▸ **RECORDS TO PROCESS**
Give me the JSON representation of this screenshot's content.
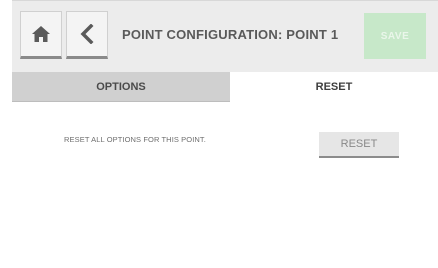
{
  "header": {
    "title": "POINT CONFIGURATION: POINT 1",
    "home_icon": "home-icon",
    "back_icon": "chevron-left-icon",
    "save_label": "SAVE",
    "save_color": "#c7e8c9"
  },
  "tabs": [
    {
      "label": "OPTIONS",
      "active": false
    },
    {
      "label": "RESET",
      "active": true
    }
  ],
  "reset_section": {
    "description": "RESET ALL OPTIONS FOR THIS POINT.",
    "button_label": "RESET"
  },
  "colors": {
    "header_bg": "#ececec",
    "inactive_tab_bg": "#d0d0d0",
    "active_tab_bg": "#ffffff"
  }
}
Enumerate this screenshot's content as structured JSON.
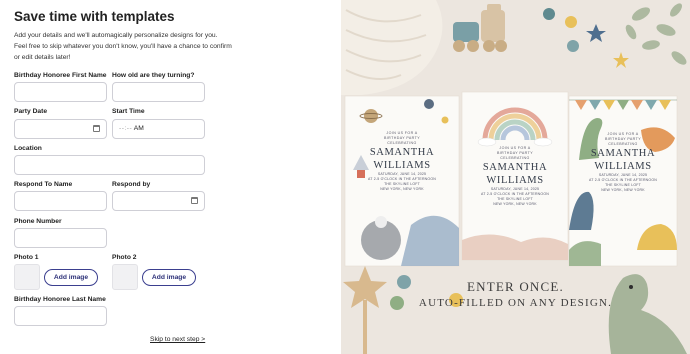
{
  "form": {
    "title": "Save time with templates",
    "intro": "Add your details and we'll automagically personalize designs for you. Feel free to skip whatever you don't know, you'll have a chance to confirm or edit details later!",
    "labels": {
      "honoree_first": "Birthday Honoree First Name",
      "age": "How old are they turning?",
      "party_date": "Party Date",
      "start_time": "Start Time",
      "location": "Location",
      "respond_to": "Respond To Name",
      "respond_by": "Respond by",
      "phone": "Phone Number",
      "photo1": "Photo 1",
      "photo2": "Photo 2",
      "honoree_last": "Birthday Honoree Last Name"
    },
    "start_time": {
      "placeholder": "--:--",
      "ampm": "AM"
    },
    "add_image_label": "Add image",
    "skip_label": "Skip to next step >"
  },
  "promo": {
    "cards": [
      {
        "line1": "JOIN US FOR A",
        "line2": "BIRTHDAY PARTY",
        "line3": "CELEBRATING",
        "name1": "SAMANTHA",
        "name2": "WILLIAMS",
        "date": "SATURDAY, JUNE 14, 2025",
        "time": "AT 2-5 O'CLOCK IN THE AFTERNOON",
        "venue": "THE SKYLINE LOFT",
        "city": "NEW YORK, NEW YORK"
      },
      {
        "line1": "JOIN US FOR A",
        "line2": "BIRTHDAY PARTY",
        "line3": "CELEBRATING",
        "name1": "SAMANTHA",
        "name2": "WILLIAMS",
        "date": "SATURDAY, JUNE 14, 2025",
        "time": "AT 2-5 O'CLOCK IN THE AFTERNOON",
        "venue": "THE SKYLINE LOFT",
        "city": "NEW YORK, NEW YORK"
      },
      {
        "line1": "JOIN US FOR A",
        "line2": "BIRTHDAY PARTY",
        "line3": "CELEBRATING",
        "name1": "SAMANTHA",
        "name2": "WILLIAMS",
        "date": "SATURDAY, JUNE 14, 2025",
        "time": "AT 2-5 O'CLOCK IN THE AFTERNOON",
        "venue": "THE SKYLINE LOFT",
        "city": "NEW YORK, NEW YORK"
      }
    ],
    "tagline1": "ENTER ONCE.",
    "tagline2": "AUTO-FILLED ON ANY DESIGN."
  },
  "colors": {
    "accent": "#3b3f8f",
    "field_border": "#cfcfd6",
    "photo_bg": "#f1f1f3",
    "promo_bg": "#ece6df"
  },
  "icons": [
    "calendar-icon",
    "rocket-icon",
    "planet-icon",
    "rainbow-icon",
    "dinosaur-icon",
    "star-icon",
    "toy-train-icon"
  ]
}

▸ **WORK REQUIRED**
Which lines hold the word "JSON"? Copy all of them.

▸ **RESULT**
Give me the JSON representation of this screenshot's content.
Enumerate this screenshot's content as structured JSON.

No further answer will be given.